Write the material out again in full, exactly.

-- start of Given information --

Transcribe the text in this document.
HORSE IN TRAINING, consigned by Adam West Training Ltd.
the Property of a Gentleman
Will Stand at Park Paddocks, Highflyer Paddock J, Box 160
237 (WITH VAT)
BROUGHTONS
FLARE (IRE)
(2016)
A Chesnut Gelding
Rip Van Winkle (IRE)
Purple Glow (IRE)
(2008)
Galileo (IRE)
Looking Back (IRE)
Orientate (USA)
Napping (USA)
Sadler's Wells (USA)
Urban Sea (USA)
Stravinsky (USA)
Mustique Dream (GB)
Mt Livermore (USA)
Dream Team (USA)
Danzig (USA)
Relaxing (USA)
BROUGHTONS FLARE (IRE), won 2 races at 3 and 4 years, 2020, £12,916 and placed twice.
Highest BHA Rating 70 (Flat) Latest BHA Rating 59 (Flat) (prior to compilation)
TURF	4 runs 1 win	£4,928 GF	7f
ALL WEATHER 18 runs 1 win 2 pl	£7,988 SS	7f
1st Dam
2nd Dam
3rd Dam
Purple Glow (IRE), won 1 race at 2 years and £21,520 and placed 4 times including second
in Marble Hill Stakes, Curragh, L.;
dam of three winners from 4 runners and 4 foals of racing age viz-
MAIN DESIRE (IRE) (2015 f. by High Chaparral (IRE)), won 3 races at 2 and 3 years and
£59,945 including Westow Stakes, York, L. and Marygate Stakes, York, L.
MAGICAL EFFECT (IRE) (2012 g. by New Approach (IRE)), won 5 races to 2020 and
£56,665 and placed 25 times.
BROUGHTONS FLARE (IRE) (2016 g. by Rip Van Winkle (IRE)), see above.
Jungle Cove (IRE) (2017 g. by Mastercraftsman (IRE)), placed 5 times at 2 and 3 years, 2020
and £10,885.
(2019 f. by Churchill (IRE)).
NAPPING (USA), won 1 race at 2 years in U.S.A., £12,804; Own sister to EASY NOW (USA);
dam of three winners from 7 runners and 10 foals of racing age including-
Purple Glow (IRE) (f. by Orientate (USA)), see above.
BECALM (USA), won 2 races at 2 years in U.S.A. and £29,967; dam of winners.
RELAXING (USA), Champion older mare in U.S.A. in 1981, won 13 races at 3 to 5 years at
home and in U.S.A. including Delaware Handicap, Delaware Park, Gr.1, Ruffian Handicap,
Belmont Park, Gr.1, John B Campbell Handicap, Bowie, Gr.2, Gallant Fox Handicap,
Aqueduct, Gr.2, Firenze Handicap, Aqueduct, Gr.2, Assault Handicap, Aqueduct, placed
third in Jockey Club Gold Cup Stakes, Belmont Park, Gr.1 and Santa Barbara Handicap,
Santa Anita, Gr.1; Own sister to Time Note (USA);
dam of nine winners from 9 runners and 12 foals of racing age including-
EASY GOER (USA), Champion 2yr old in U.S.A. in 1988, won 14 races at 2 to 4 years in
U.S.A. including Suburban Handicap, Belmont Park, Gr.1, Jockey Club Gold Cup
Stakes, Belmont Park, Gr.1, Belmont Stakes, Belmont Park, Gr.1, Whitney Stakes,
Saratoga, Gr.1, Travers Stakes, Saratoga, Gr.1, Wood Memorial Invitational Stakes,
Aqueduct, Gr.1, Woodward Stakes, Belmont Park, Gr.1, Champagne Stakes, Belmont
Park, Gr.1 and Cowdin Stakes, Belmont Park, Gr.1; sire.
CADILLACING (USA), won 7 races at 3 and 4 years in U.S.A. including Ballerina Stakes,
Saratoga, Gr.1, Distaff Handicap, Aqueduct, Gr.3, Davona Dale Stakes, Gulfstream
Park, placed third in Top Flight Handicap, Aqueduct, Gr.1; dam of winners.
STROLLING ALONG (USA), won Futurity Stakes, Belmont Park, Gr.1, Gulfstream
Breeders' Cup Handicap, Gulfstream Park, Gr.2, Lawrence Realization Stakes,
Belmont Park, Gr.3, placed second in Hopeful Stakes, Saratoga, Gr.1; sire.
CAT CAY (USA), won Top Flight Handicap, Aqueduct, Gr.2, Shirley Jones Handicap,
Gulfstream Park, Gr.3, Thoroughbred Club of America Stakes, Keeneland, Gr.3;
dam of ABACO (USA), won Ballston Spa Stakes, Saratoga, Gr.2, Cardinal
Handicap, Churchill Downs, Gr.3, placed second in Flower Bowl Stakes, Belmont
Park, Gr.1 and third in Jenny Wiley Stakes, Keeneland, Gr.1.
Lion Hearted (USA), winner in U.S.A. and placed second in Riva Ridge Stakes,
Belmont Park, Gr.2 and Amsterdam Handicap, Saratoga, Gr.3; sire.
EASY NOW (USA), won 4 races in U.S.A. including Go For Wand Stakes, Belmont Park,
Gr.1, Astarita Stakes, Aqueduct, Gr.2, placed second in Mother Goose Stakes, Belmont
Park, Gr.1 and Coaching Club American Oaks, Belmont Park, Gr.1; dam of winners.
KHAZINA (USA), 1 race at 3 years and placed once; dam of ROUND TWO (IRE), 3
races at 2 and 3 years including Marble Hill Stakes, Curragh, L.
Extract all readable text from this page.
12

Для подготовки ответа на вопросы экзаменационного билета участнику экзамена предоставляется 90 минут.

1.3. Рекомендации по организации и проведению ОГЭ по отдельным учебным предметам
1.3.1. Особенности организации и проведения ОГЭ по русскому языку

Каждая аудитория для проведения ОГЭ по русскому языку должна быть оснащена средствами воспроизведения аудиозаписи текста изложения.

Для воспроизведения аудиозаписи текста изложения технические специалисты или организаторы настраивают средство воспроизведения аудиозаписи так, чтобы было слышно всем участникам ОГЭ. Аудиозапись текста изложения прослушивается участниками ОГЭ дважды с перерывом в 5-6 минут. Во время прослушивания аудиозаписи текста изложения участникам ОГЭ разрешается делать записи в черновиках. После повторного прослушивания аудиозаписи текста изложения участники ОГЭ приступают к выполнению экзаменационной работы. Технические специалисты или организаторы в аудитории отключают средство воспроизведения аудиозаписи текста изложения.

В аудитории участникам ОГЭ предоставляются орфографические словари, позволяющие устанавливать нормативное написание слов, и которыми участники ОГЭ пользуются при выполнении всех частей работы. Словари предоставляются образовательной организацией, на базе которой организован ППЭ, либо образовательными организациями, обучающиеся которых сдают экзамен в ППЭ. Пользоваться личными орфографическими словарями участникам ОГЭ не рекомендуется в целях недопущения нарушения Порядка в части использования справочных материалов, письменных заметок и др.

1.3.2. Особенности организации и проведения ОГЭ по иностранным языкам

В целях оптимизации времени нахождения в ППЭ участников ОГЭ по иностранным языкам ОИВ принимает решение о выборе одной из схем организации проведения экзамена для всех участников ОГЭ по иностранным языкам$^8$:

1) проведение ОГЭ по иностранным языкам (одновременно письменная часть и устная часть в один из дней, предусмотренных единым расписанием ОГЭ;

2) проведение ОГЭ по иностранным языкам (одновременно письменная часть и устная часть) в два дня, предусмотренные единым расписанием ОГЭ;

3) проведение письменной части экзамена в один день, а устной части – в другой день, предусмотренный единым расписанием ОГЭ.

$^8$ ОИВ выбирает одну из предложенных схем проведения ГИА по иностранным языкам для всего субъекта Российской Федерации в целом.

-- end of Given information --

Problem solution:
Transcribe the text in this document.
HORSE IN TRAINING, consigned by Adam West Training Ltd.
the Property of a Gentleman
Will Stand at Park Paddocks, Highflyer Paddock J, Box 160
237 (WITH VAT)
BROUGHTONS
FLARE (IRE)
(2016)
A Chesnut Gelding
Rip Van Winkle (IRE)
Purple Glow (IRE)
(2008)
Galileo (IRE)
Looking Back (IRE)
Orientate (USA)
Napping (USA)
Sadler's Wells (USA)
Urban Sea (USA)
Stravinsky (USA)
Mustique Dream (GB)
Mt Livermore (USA)
Dream Team (USA)
Danzig (USA)
Relaxing (USA)
BROUGHTONS FLARE (IRE), won 2 races at 3 and 4 years, 2020, £12,916 and placed twice.
Highest BHA Rating 70 (Flat) Latest BHA Rating 59 (Flat) (prior to compilation)
TURF	4 runs 1 win	£4,928 GF	7f
ALL WEATHER 18 runs 1 win 2 pl	£7,988 SS	7f
1st Dam
2nd Dam
3rd Dam
Purple Glow (IRE), won 1 race at 2 years and £21,520 and placed 4 times including second
in Marble Hill Stakes, Curragh, L.;
dam of three winners from 4 runners and 4 foals of racing age viz-
MAIN DESIRE (IRE) (2015 f. by High Chaparral (IRE)), won 3 races at 2 and 3 years and
£59,945 including Westow Stakes, York, L. and Marygate Stakes, York, L.
MAGICAL EFFECT (IRE) (2012 g. by New Approach (IRE)), won 5 races to 2020 and
£56,665 and placed 25 times.
BROUGHTONS FLARE (IRE) (2016 g. by Rip Van Winkle (IRE)), see above.
Jungle Cove (IRE) (2017 g. by Mastercraftsman (IRE)), placed 5 times at 2 and 3 years, 2020
and £10,885.
(2019 f. by Churchill (IRE)).
NAPPING (USA), won 1 race at 2 years in U.S.A., £12,804; Own sister to EASY NOW (USA);
dam of three winners from 7 runners and 10 foals of racing age including-
Purple Glow (IRE) (f. by Orientate (USA)), see above.
BECALM (USA), won 2 races at 2 years in U.S.A. and £29,967; dam of winners.
RELAXING (USA), Champion older mare in U.S.A. in 1981, won 13 races at 3 to 5 years at
home and in U.S.A. including Delaware Handicap, Delaware Park, Gr.1, Ruffian Handicap,
Belmont Park, Gr.1, John B Campbell Handicap, Bowie, Gr.2, Gallant Fox Handicap,
Aqueduct, Gr.2, Firenze Handicap, Aqueduct, Gr.2, Assault Handicap, Aqueduct, placed
third in Jockey Club Gold Cup Stakes, Belmont Park, Gr.1 and Santa Barbara Handicap,
Santa Anita, Gr.1; Own sister to Time Note (USA);
dam of nine winners from 9 runners and 12 foals of racing age including-
EASY GOER (USA), Champion 2yr old in U.S.A. in 1988, won 14 races at 2 to 4 years in
U.S.A. including Suburban Handicap, Belmont Park, Gr.1, Jockey Club Gold Cup
Stakes, Belmont Park, Gr.1, Belmont Stakes, Belmont Park, Gr.1, Whitney Stakes,
Saratoga, Gr.1, Travers Stakes, Saratoga, Gr.1, Wood Memorial Invitational Stakes,
Aqueduct, Gr.1, Woodward Stakes, Belmont Park, Gr.1, Champagne Stakes, Belmont
Park, Gr.1 and Cowdin Stakes, Belmont Park, Gr.1; sire.
CADILLACING (USA), won 7 races at 3 and 4 years in U.S.A. including Ballerina Stakes,
Saratoga, Gr.1, Distaff Handicap, Aqueduct, Gr.3, Davona Dale Stakes, Gulfstream
Park, placed third in Top Flight Handicap, Aqueduct, Gr.1; dam of winners.
STROLLING ALONG (USA), won Futurity Stakes, Belmont Park, Gr.1, Gulfstream
Breeders' Cup Handicap, Gulfstream Park, Gr.2, Lawrence Realization Stakes,
Belmont Park, Gr.3, placed second in Hopeful Stakes, Saratoga, Gr.1; sire.
CAT CAY (USA), won Top Flight Handicap, Aqueduct, Gr.2, Shirley Jones Handicap,
Gulfstream Park, Gr.3, Thoroughbred Club of America Stakes, Keeneland, Gr.3;
dam of ABACO (USA), won Ballston Spa Stakes, Saratoga, Gr.2, Cardinal
Handicap, Churchill Downs, Gr.3, placed second in Flower Bowl Stakes, Belmont
Park, Gr.1 and third in Jenny Wiley Stakes, Keeneland, Gr.1.
Lion Hearted (USA), winner in U.S.A. and placed second in Riva Ridge Stakes,
Belmont Park, Gr.2 and Amsterdam Handicap, Saratoga, Gr.3; sire.
EASY NOW (USA), won 4 races in U.S.A. including Go For Wand Stakes, Belmont Park,
Gr.1, Astarita Stakes, Aqueduct, Gr.2, placed second in Mother Goose Stakes, Belmont
Park, Gr.1 and Coaching Club American Oaks, Belmont Park, Gr.1; dam of winners.
KHAZINA (USA), 1 race at 3 years and placed once; dam of ROUND TWO (IRE), 3
races at 2 and 3 years including Marble Hill Stakes, Curragh, L.
Extract all readable text from this page.
12

Для подготовки ответа на вопросы экзаменационного билета участнику экзамена предоставляется 90 минут.

1.3. Рекомендации по организации и проведению ОГЭ по отдельным учебным предметам
1.3.1. Особенности организации и проведения ОГЭ по русскому языку

Каждая аудитория для проведения ОГЭ по русскому языку должна быть оснащена средствами воспроизведения аудиозаписи текста изложения.

Для воспроизведения аудиозаписи текста изложения технические специалисты или организаторы настраивают средство воспроизведения аудиозаписи так, чтобы было слышно всем участникам ОГЭ. Аудиозапись текста изложения прослушивается участниками ОГЭ дважды с перерывом в 5-6 минут. Во время прослушивания аудиозаписи текста изложения участникам ОГЭ разрешается делать записи в черновиках. После повторного прослушивания аудиозаписи текста изложения участники ОГЭ приступают к выполнению экзаменационной работы. Технические специалисты или организаторы в аудитории отключают средство воспроизведения аудиозаписи текста изложения.

В аудитории участникам ОГЭ предоставляются орфографические словари, позволяющие устанавливать нормативное написание слов, и которыми участники ОГЭ пользуются при выполнении всех частей работы. Словари предоставляются образовательной организацией, на базе которой организован ППЭ, либо образовательными организациями, обучающиеся которых сдают экзамен в ППЭ. Пользоваться личными орфографическими словарями участникам ОГЭ не рекомендуется в целях недопущения нарушения Порядка в части использования справочных материалов, письменных заметок и др.

1.3.2. Особенности организации и проведения ОГЭ по иностранным языкам

В целях оптимизации времени нахождения в ППЭ участников ОГЭ по иностранным языкам ОИВ принимает решение о выборе одной из схем организации проведения экзамена для всех участников ОГЭ по иностранным языкам$^8$:

1) проведение ОГЭ по иностранным языкам (одновременно письменная часть и устная часть в один из дней, предусмотренных единым расписанием ОГЭ;

2) проведение ОГЭ по иностранным языкам (одновременно письменная часть и устная часть) в два дня, предусмотренные единым расписанием ОГЭ;

3) проведение письменной части экзамена в один день, а устной части – в другой день, предусмотренный единым расписанием ОГЭ.

$^8$ ОИВ выбирает одну из предложенных схем проведения ГИА по иностранным языкам для всего субъекта Российской Федерации в целом.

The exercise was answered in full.